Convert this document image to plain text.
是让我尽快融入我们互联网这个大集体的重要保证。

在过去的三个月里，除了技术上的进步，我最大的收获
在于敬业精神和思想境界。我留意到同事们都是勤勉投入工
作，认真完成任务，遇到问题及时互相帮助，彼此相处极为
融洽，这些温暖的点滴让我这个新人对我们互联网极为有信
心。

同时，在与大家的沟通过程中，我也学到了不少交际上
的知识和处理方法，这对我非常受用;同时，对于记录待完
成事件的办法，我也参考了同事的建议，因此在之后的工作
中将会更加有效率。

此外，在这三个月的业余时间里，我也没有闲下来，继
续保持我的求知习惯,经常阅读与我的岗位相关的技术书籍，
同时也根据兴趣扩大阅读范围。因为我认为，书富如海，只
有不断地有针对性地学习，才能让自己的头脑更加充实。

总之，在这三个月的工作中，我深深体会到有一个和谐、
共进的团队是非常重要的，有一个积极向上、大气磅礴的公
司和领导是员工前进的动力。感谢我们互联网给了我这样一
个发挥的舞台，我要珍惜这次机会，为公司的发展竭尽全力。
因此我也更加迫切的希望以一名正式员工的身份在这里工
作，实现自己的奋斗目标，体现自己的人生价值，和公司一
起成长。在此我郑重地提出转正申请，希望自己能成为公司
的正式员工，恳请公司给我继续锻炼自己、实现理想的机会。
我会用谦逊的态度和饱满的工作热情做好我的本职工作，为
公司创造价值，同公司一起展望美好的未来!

■ ■ ■

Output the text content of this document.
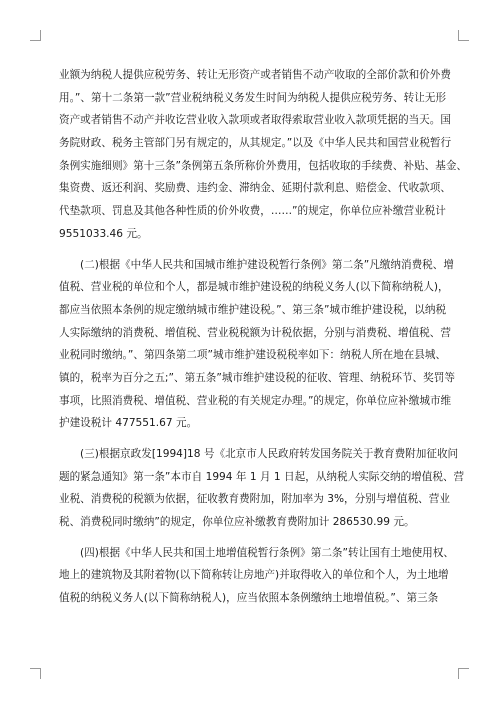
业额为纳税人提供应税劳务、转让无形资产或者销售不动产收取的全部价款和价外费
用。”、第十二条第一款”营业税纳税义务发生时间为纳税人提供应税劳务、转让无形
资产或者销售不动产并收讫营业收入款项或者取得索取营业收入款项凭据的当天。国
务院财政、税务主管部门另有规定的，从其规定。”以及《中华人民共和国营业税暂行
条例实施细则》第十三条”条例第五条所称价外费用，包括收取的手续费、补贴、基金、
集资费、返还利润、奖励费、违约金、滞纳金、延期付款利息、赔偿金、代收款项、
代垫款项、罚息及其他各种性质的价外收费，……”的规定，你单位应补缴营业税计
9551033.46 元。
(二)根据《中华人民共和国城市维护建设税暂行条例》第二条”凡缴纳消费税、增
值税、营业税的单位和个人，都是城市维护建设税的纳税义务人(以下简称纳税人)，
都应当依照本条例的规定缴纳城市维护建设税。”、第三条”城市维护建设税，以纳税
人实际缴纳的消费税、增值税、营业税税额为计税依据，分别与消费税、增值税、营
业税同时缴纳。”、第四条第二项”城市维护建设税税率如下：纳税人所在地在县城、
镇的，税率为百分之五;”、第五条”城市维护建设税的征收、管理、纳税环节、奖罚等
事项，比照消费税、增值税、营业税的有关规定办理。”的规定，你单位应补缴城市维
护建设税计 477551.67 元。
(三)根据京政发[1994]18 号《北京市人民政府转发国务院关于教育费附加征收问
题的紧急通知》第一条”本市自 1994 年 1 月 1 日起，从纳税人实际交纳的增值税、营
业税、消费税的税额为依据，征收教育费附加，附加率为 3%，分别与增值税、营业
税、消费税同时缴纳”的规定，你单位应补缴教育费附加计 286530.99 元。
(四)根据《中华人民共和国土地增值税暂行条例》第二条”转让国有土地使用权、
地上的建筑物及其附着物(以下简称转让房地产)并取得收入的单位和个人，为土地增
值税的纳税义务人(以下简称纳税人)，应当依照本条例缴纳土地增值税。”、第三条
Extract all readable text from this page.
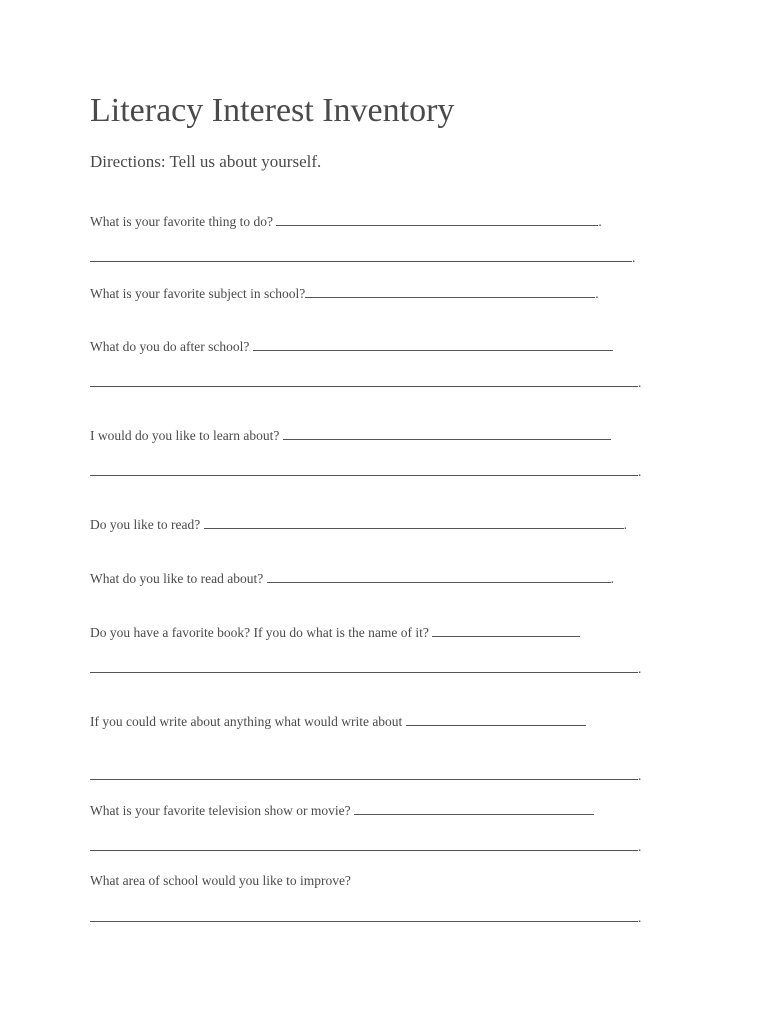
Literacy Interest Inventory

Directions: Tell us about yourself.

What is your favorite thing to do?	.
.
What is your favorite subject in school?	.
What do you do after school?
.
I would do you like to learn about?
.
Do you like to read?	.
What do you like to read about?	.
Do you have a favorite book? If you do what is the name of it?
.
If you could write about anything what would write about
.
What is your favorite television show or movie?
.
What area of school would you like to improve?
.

■ ■ ■

From the entries above, extract each line containing "about".

▸ THE COMPLETED TASK
Directions: Tell us about yourself.
I would do you like to learn about?
What do you like to read about?	.
If you could write about anything what would write about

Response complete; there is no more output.